Directions
Only a number is wanted: the count of lines in this listing that contain "JSON".

Extracted information
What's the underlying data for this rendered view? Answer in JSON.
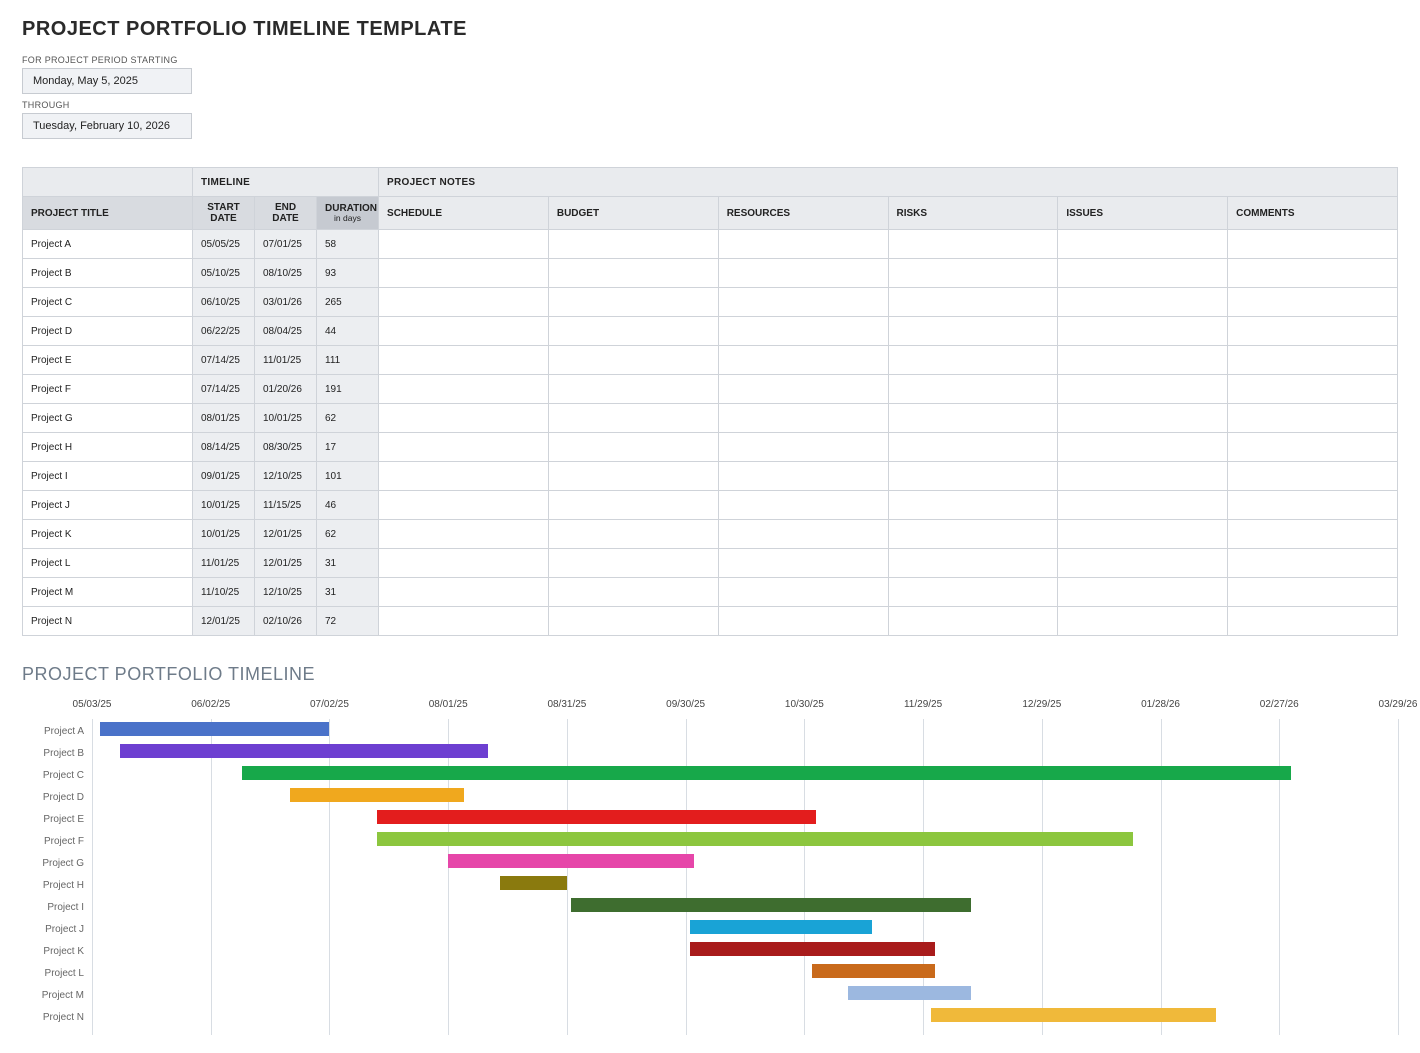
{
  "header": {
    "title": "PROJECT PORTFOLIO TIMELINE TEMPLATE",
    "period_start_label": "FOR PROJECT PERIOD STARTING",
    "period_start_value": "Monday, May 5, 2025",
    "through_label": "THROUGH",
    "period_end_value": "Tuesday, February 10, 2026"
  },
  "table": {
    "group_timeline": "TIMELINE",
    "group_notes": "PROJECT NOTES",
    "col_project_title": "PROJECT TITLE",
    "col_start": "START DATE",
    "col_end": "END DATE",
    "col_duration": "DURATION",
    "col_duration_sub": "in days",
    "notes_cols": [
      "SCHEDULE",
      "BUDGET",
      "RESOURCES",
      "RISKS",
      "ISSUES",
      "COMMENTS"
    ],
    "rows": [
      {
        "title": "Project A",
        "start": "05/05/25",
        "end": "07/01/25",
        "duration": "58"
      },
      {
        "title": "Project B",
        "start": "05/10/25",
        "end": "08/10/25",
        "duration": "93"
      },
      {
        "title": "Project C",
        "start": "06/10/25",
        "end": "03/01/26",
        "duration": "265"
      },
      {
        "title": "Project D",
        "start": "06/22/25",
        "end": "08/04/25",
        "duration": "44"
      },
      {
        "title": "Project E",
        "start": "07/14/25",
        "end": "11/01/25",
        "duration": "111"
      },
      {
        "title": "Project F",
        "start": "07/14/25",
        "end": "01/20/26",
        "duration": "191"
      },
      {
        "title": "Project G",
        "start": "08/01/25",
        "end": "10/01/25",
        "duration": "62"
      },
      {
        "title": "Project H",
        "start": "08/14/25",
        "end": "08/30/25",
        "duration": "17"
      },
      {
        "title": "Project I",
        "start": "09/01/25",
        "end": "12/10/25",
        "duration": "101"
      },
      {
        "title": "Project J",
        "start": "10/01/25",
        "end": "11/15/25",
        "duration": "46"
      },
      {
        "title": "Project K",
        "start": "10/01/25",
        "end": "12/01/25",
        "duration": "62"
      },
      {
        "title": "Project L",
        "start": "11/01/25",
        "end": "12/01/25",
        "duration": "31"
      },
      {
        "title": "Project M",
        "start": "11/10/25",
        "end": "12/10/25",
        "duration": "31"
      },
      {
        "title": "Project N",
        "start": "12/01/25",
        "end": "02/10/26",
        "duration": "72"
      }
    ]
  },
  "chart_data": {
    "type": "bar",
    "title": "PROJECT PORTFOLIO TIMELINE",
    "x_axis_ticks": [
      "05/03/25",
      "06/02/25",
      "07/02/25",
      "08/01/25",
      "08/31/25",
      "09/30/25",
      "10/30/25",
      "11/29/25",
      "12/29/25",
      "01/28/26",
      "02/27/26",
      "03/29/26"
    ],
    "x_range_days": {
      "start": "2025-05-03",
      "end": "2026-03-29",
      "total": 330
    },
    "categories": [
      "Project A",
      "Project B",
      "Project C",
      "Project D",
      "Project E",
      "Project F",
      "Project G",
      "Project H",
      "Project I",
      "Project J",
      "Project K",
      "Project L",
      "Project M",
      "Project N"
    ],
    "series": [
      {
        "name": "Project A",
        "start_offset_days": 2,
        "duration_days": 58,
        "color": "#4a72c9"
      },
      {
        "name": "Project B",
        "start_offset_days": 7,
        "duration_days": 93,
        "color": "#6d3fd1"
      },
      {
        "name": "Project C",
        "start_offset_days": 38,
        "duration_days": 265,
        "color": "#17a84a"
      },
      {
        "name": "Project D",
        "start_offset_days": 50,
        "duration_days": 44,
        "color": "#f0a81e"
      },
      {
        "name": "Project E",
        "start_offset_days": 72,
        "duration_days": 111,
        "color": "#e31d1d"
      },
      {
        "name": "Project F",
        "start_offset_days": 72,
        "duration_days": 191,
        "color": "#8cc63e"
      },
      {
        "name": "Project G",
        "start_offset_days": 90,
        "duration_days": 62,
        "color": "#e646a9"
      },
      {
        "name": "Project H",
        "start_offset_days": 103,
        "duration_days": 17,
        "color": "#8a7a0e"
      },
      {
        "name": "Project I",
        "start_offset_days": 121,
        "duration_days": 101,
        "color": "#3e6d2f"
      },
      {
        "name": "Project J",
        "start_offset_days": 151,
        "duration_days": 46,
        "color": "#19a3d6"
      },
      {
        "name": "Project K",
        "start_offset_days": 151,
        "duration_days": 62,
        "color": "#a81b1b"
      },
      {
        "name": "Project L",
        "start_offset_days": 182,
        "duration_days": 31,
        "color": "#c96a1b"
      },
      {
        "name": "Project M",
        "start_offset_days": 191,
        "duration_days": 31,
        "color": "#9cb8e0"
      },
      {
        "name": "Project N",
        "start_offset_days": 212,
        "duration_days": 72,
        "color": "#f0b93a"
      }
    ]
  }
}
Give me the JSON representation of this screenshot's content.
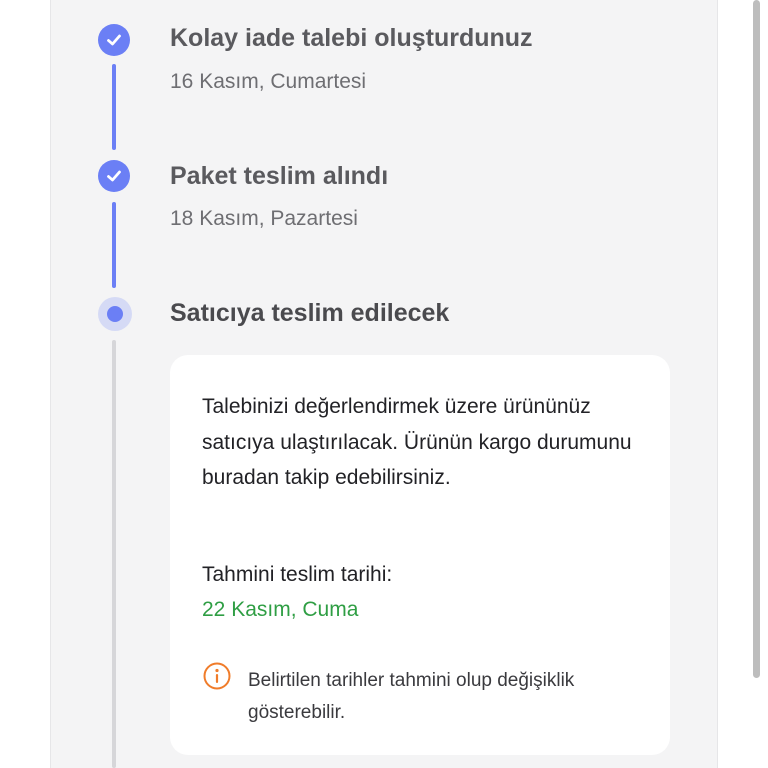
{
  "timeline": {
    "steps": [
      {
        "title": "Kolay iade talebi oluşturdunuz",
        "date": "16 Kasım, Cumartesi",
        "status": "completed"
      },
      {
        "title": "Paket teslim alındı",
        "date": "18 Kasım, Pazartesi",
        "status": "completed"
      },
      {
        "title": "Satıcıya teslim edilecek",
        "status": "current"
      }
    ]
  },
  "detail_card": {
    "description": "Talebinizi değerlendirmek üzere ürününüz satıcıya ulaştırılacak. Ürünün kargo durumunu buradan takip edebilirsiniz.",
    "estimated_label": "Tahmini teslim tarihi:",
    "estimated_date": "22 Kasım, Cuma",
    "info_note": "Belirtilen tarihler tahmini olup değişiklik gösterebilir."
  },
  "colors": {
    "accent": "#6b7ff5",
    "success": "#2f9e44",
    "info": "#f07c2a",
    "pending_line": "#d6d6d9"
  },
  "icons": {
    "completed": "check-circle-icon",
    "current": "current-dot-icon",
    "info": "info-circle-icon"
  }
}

Solved exercise
2